■ Exercise ■
Everything from the line containing "Convert this screenshot" to the last line of the records must be returned verbatim; nothing else belongs in the output.

** START **

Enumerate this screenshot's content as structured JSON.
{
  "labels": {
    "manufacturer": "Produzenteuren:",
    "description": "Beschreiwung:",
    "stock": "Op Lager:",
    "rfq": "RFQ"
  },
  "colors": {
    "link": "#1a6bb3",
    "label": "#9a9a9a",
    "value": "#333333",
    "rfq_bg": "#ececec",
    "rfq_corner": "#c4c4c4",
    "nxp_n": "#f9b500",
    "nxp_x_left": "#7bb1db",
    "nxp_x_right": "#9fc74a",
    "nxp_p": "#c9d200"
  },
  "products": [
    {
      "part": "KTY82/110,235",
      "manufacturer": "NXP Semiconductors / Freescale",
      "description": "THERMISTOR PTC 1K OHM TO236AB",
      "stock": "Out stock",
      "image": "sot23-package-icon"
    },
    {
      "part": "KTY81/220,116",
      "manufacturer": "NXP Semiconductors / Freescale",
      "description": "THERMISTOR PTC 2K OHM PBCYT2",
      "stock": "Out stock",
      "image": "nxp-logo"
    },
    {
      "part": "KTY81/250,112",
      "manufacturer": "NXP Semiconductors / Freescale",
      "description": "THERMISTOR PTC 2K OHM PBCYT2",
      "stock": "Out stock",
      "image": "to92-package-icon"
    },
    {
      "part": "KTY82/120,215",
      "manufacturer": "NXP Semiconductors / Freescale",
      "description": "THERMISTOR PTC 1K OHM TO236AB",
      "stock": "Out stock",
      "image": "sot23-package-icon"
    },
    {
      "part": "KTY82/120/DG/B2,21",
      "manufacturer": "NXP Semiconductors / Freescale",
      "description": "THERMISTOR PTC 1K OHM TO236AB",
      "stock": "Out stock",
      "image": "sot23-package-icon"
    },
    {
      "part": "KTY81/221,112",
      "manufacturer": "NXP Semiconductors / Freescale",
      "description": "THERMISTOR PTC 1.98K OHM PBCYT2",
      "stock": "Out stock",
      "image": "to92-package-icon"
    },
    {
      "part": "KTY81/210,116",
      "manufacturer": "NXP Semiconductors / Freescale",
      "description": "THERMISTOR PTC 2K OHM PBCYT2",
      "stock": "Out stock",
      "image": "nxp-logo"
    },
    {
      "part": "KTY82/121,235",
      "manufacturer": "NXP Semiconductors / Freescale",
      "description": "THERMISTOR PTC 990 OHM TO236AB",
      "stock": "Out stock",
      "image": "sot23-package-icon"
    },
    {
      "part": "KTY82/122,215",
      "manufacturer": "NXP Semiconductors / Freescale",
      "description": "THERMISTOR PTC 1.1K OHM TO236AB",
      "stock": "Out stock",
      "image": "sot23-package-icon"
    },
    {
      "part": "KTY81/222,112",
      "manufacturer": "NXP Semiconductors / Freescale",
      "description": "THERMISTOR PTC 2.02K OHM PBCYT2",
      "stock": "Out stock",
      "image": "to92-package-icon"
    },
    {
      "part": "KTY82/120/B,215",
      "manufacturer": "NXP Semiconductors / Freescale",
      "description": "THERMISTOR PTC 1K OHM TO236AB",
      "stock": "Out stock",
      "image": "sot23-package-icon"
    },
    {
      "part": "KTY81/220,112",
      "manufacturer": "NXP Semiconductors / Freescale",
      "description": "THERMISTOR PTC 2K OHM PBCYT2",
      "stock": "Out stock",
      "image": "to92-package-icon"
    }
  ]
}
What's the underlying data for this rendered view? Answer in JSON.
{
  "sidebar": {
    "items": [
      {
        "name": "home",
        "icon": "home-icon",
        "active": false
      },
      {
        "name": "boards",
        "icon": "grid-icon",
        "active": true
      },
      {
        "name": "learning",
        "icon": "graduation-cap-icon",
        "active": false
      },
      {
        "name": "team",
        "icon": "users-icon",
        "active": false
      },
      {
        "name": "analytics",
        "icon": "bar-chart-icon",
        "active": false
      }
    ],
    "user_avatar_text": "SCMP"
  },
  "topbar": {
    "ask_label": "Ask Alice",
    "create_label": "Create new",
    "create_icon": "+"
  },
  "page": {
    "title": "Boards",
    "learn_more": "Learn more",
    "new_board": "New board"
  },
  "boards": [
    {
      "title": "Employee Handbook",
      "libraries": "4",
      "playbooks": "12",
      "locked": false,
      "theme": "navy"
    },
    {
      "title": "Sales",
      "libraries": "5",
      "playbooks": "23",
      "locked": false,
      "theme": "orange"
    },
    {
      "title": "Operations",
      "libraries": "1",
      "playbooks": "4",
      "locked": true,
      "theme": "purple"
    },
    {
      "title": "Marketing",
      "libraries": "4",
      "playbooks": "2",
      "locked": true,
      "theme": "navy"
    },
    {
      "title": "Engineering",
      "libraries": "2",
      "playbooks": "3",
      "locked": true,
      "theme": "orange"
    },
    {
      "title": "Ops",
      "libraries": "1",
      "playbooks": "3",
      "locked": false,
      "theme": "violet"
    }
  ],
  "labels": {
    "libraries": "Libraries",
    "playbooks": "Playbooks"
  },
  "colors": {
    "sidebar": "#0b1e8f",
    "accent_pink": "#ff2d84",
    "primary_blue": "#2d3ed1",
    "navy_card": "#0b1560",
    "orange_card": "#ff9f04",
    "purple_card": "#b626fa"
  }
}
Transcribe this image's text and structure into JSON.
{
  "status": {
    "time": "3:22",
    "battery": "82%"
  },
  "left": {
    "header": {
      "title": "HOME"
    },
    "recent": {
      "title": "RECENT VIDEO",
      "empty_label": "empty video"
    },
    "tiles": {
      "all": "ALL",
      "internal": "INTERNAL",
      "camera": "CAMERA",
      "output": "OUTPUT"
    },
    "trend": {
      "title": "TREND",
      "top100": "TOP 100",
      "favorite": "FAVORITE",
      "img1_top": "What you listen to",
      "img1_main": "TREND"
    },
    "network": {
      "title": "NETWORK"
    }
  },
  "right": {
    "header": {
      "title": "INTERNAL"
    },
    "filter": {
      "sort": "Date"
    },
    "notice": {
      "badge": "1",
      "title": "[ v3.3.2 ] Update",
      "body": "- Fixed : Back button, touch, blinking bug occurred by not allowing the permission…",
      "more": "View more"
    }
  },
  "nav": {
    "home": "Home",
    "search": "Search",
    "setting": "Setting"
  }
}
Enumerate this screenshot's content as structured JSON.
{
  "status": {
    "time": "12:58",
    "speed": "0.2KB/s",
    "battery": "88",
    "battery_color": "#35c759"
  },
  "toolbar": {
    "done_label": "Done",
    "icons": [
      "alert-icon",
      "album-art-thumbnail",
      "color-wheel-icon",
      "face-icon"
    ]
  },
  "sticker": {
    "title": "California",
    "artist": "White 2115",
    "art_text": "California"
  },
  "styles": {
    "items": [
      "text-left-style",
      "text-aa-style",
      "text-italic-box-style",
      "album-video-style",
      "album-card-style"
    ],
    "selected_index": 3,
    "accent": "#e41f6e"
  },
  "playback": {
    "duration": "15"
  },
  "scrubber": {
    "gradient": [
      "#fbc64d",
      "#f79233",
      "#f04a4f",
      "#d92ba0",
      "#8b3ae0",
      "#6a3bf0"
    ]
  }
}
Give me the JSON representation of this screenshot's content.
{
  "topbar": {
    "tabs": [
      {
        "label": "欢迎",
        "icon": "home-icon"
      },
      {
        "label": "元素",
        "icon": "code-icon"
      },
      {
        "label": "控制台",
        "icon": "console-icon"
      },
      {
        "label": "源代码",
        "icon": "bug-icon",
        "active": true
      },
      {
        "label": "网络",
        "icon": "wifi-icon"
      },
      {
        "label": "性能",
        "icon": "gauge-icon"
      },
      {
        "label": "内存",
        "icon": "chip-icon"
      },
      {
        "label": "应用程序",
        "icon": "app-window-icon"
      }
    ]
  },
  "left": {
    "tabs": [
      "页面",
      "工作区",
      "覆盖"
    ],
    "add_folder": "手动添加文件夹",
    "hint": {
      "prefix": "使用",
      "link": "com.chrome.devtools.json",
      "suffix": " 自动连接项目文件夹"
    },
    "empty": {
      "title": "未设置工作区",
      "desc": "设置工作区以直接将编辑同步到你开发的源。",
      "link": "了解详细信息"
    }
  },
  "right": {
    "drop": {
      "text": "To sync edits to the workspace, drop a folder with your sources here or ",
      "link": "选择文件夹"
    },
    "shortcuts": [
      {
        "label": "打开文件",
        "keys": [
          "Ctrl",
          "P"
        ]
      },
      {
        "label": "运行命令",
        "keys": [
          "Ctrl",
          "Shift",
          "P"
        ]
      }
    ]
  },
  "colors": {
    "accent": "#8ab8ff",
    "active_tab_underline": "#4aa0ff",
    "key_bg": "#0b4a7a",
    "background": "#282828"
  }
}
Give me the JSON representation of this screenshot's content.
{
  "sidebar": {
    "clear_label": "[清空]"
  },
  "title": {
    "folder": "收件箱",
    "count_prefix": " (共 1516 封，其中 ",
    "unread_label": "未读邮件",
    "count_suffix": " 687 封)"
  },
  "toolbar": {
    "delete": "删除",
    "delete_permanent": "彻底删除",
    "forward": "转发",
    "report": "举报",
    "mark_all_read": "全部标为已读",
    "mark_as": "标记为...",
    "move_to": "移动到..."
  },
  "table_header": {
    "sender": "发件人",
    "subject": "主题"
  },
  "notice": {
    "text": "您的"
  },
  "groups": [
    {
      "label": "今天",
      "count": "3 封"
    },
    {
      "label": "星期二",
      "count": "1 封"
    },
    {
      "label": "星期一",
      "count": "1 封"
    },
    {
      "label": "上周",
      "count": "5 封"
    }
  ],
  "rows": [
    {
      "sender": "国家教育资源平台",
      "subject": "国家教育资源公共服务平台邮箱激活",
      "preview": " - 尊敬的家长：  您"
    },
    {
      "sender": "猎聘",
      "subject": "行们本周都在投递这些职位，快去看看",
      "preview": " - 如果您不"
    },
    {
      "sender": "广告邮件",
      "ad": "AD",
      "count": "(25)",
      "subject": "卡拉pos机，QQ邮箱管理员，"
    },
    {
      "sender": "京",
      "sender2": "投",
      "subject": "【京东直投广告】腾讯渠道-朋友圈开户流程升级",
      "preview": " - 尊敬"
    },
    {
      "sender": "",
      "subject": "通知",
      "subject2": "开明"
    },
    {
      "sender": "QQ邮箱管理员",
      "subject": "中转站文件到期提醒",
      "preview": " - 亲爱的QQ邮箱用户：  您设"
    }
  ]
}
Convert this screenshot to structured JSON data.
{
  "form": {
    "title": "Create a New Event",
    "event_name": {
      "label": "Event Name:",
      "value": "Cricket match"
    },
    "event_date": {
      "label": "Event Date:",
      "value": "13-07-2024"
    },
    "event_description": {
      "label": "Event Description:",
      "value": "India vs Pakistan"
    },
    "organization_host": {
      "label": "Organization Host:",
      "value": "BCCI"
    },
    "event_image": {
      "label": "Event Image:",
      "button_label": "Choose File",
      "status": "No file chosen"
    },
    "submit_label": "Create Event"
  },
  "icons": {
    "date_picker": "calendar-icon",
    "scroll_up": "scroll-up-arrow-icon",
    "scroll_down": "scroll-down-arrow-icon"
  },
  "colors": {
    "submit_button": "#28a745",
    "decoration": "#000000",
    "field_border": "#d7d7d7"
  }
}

** END **

■ Task output ■
Convert this screenshot to structured JSON data.
{
  "form": {
    "title": "Create a New Event",
    "event_name": {
      "label": "Event Name:",
      "value": "Cricket match"
    },
    "event_date": {
      "label": "Event Date:",
      "value": "13-07-2024"
    },
    "event_description": {
      "label": "Event Description:",
      "value": "India vs Pakistan"
    },
    "organization_host": {
      "label": "Organization Host:",
      "value": "BCCI"
    },
    "event_image": {
      "label": "Event Image:",
      "button_label": "Choose File",
      "status": "No file chosen"
    },
    "submit_label": "Create Event"
  },
  "icons": {
    "date_picker": "calendar-icon",
    "scroll_up": "scroll-up-arrow-icon",
    "scroll_down": "scroll-down-arrow-icon"
  },
  "colors": {
    "submit_button": "#28a745",
    "decoration": "#000000",
    "field_border": "#d7d7d7"
  }
}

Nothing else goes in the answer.